- _Input for this task_:
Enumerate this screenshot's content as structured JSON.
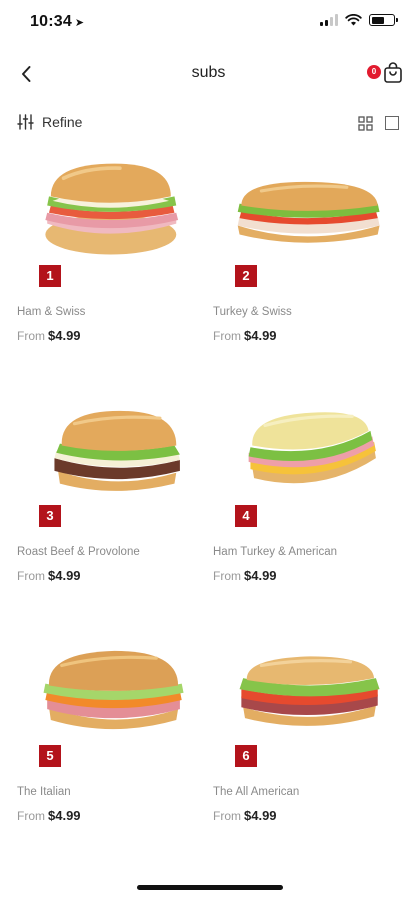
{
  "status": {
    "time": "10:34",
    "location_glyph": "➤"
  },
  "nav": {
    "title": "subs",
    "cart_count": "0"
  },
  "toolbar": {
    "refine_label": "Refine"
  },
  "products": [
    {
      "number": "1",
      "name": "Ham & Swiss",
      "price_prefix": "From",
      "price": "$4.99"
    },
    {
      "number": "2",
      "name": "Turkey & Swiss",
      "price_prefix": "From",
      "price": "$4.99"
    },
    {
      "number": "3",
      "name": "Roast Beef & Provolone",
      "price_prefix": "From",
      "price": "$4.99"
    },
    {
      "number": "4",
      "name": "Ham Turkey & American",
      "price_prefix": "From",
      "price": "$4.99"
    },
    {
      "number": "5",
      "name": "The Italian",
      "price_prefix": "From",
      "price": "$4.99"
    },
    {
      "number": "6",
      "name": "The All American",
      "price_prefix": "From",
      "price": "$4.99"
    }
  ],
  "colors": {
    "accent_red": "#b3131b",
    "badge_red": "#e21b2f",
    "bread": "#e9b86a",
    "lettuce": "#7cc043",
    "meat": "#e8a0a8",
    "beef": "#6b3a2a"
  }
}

- _Task requirements_: Check each line of the data above for the word "Turkey" and say how many lines have it. Give the number alone.

- _Full answer_: 2